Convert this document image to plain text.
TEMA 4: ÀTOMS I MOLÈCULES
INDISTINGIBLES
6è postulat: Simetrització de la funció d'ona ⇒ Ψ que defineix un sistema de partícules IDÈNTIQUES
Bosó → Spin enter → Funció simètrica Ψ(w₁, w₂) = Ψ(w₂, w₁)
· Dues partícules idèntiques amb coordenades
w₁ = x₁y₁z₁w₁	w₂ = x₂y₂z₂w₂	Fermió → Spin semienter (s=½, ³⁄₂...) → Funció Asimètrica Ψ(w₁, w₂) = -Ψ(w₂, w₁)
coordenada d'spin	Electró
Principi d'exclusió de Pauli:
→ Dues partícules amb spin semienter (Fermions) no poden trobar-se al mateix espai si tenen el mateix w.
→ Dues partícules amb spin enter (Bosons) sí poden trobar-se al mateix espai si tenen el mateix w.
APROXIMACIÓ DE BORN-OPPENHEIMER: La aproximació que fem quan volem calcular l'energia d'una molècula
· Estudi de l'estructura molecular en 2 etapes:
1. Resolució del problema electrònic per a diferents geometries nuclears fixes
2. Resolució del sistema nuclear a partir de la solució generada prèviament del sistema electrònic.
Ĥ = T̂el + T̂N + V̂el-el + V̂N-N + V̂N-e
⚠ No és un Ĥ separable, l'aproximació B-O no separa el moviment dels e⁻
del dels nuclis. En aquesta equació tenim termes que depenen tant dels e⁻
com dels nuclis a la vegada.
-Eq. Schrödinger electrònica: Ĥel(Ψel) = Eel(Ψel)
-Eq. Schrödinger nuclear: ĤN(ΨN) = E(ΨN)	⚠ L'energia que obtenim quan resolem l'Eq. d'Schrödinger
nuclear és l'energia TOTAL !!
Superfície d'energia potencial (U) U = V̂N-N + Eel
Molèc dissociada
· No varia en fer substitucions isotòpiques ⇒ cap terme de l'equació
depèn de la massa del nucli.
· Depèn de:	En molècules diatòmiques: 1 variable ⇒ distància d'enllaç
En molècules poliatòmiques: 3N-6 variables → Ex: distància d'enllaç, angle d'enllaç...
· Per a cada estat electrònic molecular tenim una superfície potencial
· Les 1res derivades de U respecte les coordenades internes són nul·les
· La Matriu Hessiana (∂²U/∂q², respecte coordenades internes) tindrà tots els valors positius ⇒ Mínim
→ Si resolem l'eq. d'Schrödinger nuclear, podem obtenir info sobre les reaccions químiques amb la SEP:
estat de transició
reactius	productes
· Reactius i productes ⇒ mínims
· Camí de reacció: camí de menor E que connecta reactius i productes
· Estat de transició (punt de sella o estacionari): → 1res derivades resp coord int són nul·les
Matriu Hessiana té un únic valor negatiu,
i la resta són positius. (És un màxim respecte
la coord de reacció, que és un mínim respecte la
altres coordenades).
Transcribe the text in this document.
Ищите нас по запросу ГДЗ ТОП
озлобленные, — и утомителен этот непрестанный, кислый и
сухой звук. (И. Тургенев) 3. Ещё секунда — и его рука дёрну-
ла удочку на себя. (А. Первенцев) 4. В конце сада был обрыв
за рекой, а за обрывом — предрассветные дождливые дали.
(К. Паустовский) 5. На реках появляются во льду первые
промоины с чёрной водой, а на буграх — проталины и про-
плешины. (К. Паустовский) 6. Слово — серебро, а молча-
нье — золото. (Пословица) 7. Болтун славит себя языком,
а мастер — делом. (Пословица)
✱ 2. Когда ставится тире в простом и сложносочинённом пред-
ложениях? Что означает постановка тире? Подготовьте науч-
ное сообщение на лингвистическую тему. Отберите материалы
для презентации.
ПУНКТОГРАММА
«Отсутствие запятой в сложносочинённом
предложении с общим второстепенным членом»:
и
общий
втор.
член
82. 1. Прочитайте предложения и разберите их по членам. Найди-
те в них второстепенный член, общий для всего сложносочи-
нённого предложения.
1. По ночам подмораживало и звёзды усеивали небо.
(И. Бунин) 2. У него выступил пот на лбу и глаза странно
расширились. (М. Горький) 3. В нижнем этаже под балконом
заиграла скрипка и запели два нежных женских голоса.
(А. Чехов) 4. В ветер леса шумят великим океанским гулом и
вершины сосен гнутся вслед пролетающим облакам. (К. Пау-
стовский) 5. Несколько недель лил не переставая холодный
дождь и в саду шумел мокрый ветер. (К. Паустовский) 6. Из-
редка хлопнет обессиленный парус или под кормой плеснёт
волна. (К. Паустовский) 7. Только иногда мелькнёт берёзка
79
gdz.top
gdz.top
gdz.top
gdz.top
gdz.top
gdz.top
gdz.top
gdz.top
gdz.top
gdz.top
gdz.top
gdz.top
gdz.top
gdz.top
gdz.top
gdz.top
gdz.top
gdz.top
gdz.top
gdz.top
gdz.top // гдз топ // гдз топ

[Requirements]: Gather from the records above every line containing the string "respecte".

[Task result]:
· Les 1res derivades de U respecte les coordenades internes són nul·les
· La Matriu Hessiana (∂²U/∂q², respecte coordenades internes) tindrà tots els valors positius ⇒ Mínim
i la resta són positius. (És un màxim respecte
la coord de reacció, que és un mínim respecte la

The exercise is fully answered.